### Task
Each entry below must be repeated exactly, with pictures left out.

### Collected data
══════

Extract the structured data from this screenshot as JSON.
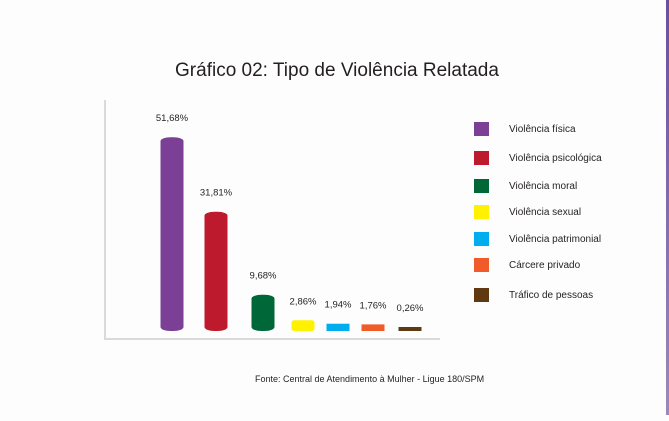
{
  "chart_data": {
    "type": "bar",
    "title": "Gráfico 02: Tipo de Violência Relatada",
    "categories": [
      "Violência física",
      "Violência psicológica",
      "Violência moral",
      "Violência sexual",
      "Violência patrimonial",
      "Cárcere privado",
      "Tráfico de pessoas"
    ],
    "values": [
      51.68,
      31.81,
      9.68,
      2.86,
      1.94,
      1.76,
      0.26
    ],
    "value_labels": [
      "51,68%",
      "31,81%",
      "9,68%",
      "2,86%",
      "1,94%",
      "1,76%",
      "0,26%"
    ],
    "colors": [
      "#7b3f96",
      "#bd1a2d",
      "#006838",
      "#fff200",
      "#00aeef",
      "#f15a29",
      "#603913"
    ],
    "ylim": [
      0,
      55
    ],
    "grid": false,
    "legend_position": "right",
    "source": "Fonte: Central de Atendimento à Mulher - Ligue 180/SPM"
  }
}
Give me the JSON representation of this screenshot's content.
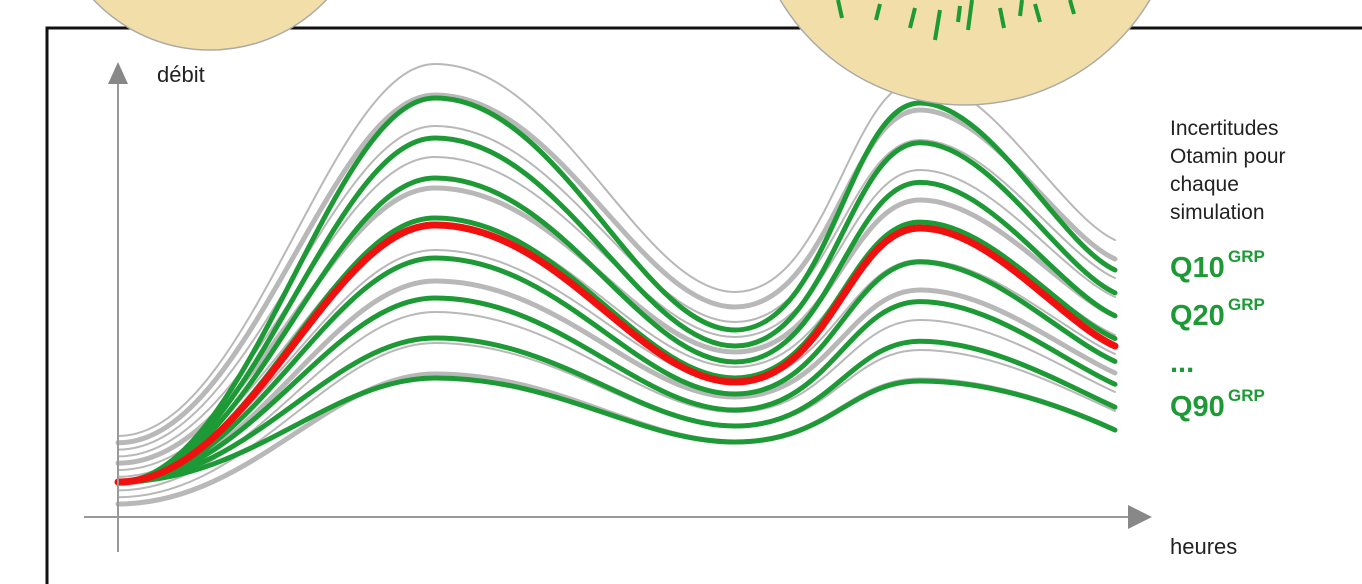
{
  "axes": {
    "y_label": "débit",
    "x_label": "heures"
  },
  "legend": {
    "lines": [
      "Incertitudes",
      "Otamin pour",
      "chaque",
      "simulation"
    ],
    "quantiles": [
      {
        "label": "Q10",
        "superscript": "GRP"
      },
      {
        "label": "Q20",
        "superscript": "GRP"
      }
    ],
    "ellipsis": "...",
    "last_quantile": {
      "label": "Q90",
      "superscript": "GRP"
    }
  }
}
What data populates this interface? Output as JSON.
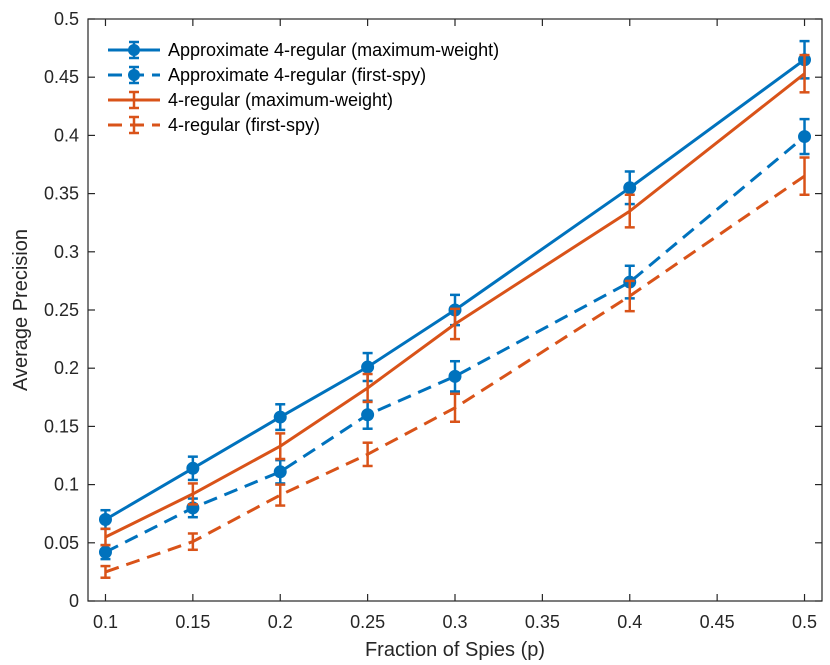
{
  "chart_data": {
    "type": "line",
    "title": "",
    "xlabel": "Fraction of Spies (p)",
    "ylabel": "Average Precision",
    "xlim": [
      0.09,
      0.51
    ],
    "ylim": [
      0,
      0.5
    ],
    "x_ticks": [
      "0.1",
      "0.15",
      "0.2",
      "0.25",
      "0.3",
      "0.35",
      "0.4",
      "0.45",
      "0.5"
    ],
    "y_ticks": [
      "0",
      "0.05",
      "0.1",
      "0.15",
      "0.2",
      "0.25",
      "0.3",
      "0.35",
      "0.4",
      "0.45",
      "0.5"
    ],
    "x_tick_values": [
      0.1,
      0.15,
      0.2,
      0.25,
      0.3,
      0.35,
      0.4,
      0.45,
      0.5
    ],
    "y_tick_values": [
      0,
      0.05,
      0.1,
      0.15,
      0.2,
      0.25,
      0.3,
      0.35,
      0.4,
      0.45,
      0.5
    ],
    "grid": false,
    "legend_position": "top-left",
    "series": [
      {
        "name": "Approximate 4-regular (maximum-weight)",
        "color": "#0072BD",
        "line_style": "solid",
        "marker": "circle",
        "x": [
          0.1,
          0.15,
          0.2,
          0.25,
          0.3,
          0.4,
          0.5
        ],
        "y": [
          0.07,
          0.114,
          0.158,
          0.201,
          0.25,
          0.355,
          0.465
        ],
        "err": [
          0.008,
          0.01,
          0.011,
          0.012,
          0.013,
          0.014,
          0.016
        ]
      },
      {
        "name": "Approximate 4-regular (first-spy)",
        "color": "#0072BD",
        "line_style": "dashed",
        "marker": "circle",
        "x": [
          0.1,
          0.15,
          0.2,
          0.25,
          0.3,
          0.4,
          0.5
        ],
        "y": [
          0.042,
          0.08,
          0.111,
          0.16,
          0.193,
          0.274,
          0.399
        ],
        "err": [
          0.006,
          0.008,
          0.01,
          0.012,
          0.013,
          0.014,
          0.015
        ]
      },
      {
        "name": "4-regular (maximum-weight)",
        "color": "#D95319",
        "line_style": "solid",
        "marker": "none",
        "x": [
          0.1,
          0.15,
          0.2,
          0.25,
          0.3,
          0.4,
          0.5
        ],
        "y": [
          0.055,
          0.092,
          0.133,
          0.183,
          0.238,
          0.335,
          0.453
        ],
        "err": [
          0.007,
          0.009,
          0.011,
          0.012,
          0.013,
          0.014,
          0.016
        ]
      },
      {
        "name": "4-regular (first-spy)",
        "color": "#D95319",
        "line_style": "dashed",
        "marker": "none",
        "x": [
          0.1,
          0.15,
          0.2,
          0.25,
          0.3,
          0.4,
          0.5
        ],
        "y": [
          0.025,
          0.051,
          0.091,
          0.126,
          0.166,
          0.262,
          0.365
        ],
        "err": [
          0.005,
          0.007,
          0.009,
          0.01,
          0.012,
          0.013,
          0.016
        ]
      }
    ]
  }
}
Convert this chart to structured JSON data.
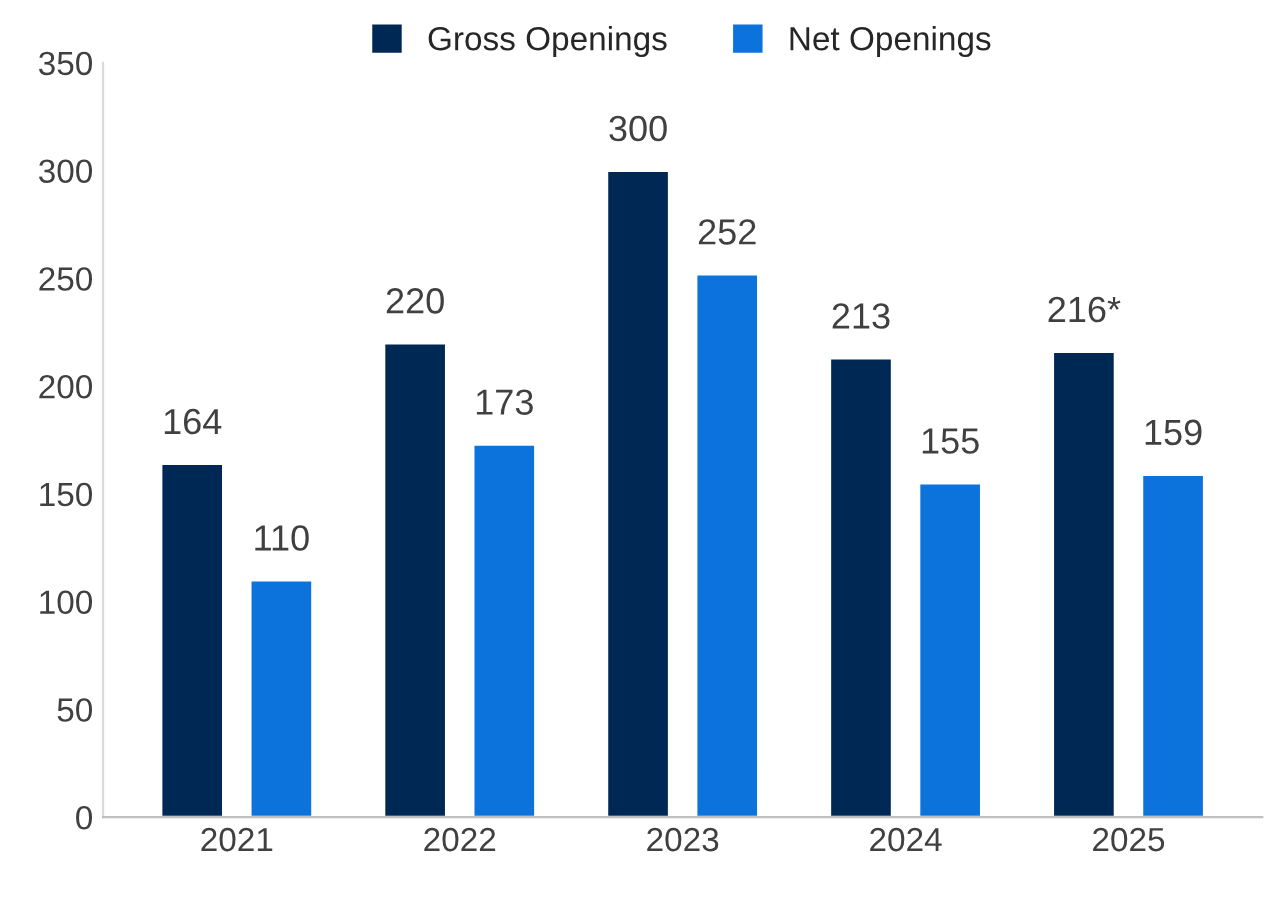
{
  "chart_data": {
    "type": "bar",
    "categories": [
      "2021",
      "2022",
      "2023",
      "2024",
      "2025"
    ],
    "series": [
      {
        "name": "Gross Openings",
        "color": "#002855",
        "values": [
          164,
          220,
          300,
          213,
          216
        ],
        "value_labels": [
          "164",
          "220",
          "300",
          "213",
          "216*"
        ]
      },
      {
        "name": "Net Openings",
        "color": "#0b73db",
        "values": [
          110,
          173,
          252,
          155,
          159
        ],
        "value_labels": [
          "110",
          "173",
          "252",
          "155",
          "159"
        ]
      }
    ],
    "ylim": [
      0,
      350
    ],
    "yticks": [
      0,
      50,
      100,
      150,
      200,
      250,
      300,
      350
    ],
    "grid": false,
    "legend": "top"
  }
}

══════

### Written response
Extract the structured data from this screenshot as JSON.
{
  "chart_data": {
    "type": "bar",
    "title": "Gráfico 02: Tipo de Violência Relatada",
    "categories": [
      "Violência física",
      "Violência psicológica",
      "Violência moral",
      "Violência sexual",
      "Violência patrimonial",
      "Cárcere privado",
      "Tráfico de pessoas"
    ],
    "values": [
      51.68,
      31.81,
      9.68,
      2.86,
      1.94,
      1.76,
      0.26
    ],
    "value_labels": [
      "51,68%",
      "31,81%",
      "9,68%",
      "2,86%",
      "1,94%",
      "1,76%",
      "0,26%"
    ],
    "colors": [
      "#7b3f96",
      "#bd1a2d",
      "#006838",
      "#fff200",
      "#00aeef",
      "#f15a29",
      "#603913"
    ],
    "ylim": [
      0,
      55
    ],
    "grid": false,
    "legend_position": "right",
    "source": "Fonte: Central de Atendimento à Mulher - Ligue 180/SPM"
  }
}
Give me the JSON representation of this screenshot's content.
{
  "axes": {
    "y_label": "débit",
    "x_label": "heures"
  },
  "legend": {
    "lines": [
      "Incertitudes",
      "Otamin pour",
      "chaque",
      "simulation"
    ],
    "quantiles": [
      {
        "label": "Q10",
        "superscript": "GRP"
      },
      {
        "label": "Q20",
        "superscript": "GRP"
      }
    ],
    "ellipsis": "...",
    "last_quantile": {
      "label": "Q90",
      "superscript": "GRP"
    }
  }
}
What data populates this interface? Output as JSON.
{
  "chart_data": {
    "type": "line",
    "title": "",
    "xlabel": "Fraction of Spies (p)",
    "ylabel": "Average Precision",
    "xlim": [
      0.09,
      0.51
    ],
    "ylim": [
      0,
      0.5
    ],
    "x_ticks": [
      "0.1",
      "0.15",
      "0.2",
      "0.25",
      "0.3",
      "0.35",
      "0.4",
      "0.45",
      "0.5"
    ],
    "y_ticks": [
      "0",
      "0.05",
      "0.1",
      "0.15",
      "0.2",
      "0.25",
      "0.3",
      "0.35",
      "0.4",
      "0.45",
      "0.5"
    ],
    "x_tick_values": [
      0.1,
      0.15,
      0.2,
      0.25,
      0.3,
      0.35,
      0.4,
      0.45,
      0.5
    ],
    "y_tick_values": [
      0,
      0.05,
      0.1,
      0.15,
      0.2,
      0.25,
      0.3,
      0.35,
      0.4,
      0.45,
      0.5
    ],
    "grid": false,
    "legend_position": "top-left",
    "series": [
      {
        "name": "Approximate 4-regular (maximum-weight)",
        "color": "#0072BD",
        "line_style": "solid",
        "marker": "circle",
        "x": [
          0.1,
          0.15,
          0.2,
          0.25,
          0.3,
          0.4,
          0.5
        ],
        "y": [
          0.07,
          0.114,
          0.158,
          0.201,
          0.25,
          0.355,
          0.465
        ],
        "err": [
          0.008,
          0.01,
          0.011,
          0.012,
          0.013,
          0.014,
          0.016
        ]
      },
      {
        "name": "Approximate 4-regular (first-spy)",
        "color": "#0072BD",
        "line_style": "dashed",
        "marker": "circle",
        "x": [
          0.1,
          0.15,
          0.2,
          0.25,
          0.3,
          0.4,
          0.5
        ],
        "y": [
          0.042,
          0.08,
          0.111,
          0.16,
          0.193,
          0.274,
          0.399
        ],
        "err": [
          0.006,
          0.008,
          0.01,
          0.012,
          0.013,
          0.014,
          0.015
        ]
      },
      {
        "name": "4-regular (maximum-weight)",
        "color": "#D95319",
        "line_style": "solid",
        "marker": "none",
        "x": [
          0.1,
          0.15,
          0.2,
          0.25,
          0.3,
          0.4,
          0.5
        ],
        "y": [
          0.055,
          0.092,
          0.133,
          0.183,
          0.238,
          0.335,
          0.453
        ],
        "err": [
          0.007,
          0.009,
          0.011,
          0.012,
          0.013,
          0.014,
          0.016
        ]
      },
      {
        "name": "4-regular (first-spy)",
        "color": "#D95319",
        "line_style": "dashed",
        "marker": "none",
        "x": [
          0.1,
          0.15,
          0.2,
          0.25,
          0.3,
          0.4,
          0.5
        ],
        "y": [
          0.025,
          0.051,
          0.091,
          0.126,
          0.166,
          0.262,
          0.365
        ],
        "err": [
          0.005,
          0.007,
          0.009,
          0.01,
          0.012,
          0.013,
          0.016
        ]
      }
    ]
  }
}
Convert this chart to structured JSON data.
{
  "chart_data": {
    "type": "bar",
    "categories": [
      "2021",
      "2022",
      "2023",
      "2024",
      "2025"
    ],
    "series": [
      {
        "name": "Gross Openings",
        "color": "#002855",
        "values": [
          164,
          220,
          300,
          213,
          216
        ],
        "value_labels": [
          "164",
          "220",
          "300",
          "213",
          "216*"
        ]
      },
      {
        "name": "Net Openings",
        "color": "#0b73db",
        "values": [
          110,
          173,
          252,
          155,
          159
        ],
        "value_labels": [
          "110",
          "173",
          "252",
          "155",
          "159"
        ]
      }
    ],
    "ylim": [
      0,
      350
    ],
    "yticks": [
      0,
      50,
      100,
      150,
      200,
      250,
      300,
      350
    ],
    "grid": false,
    "legend": "top"
  }
}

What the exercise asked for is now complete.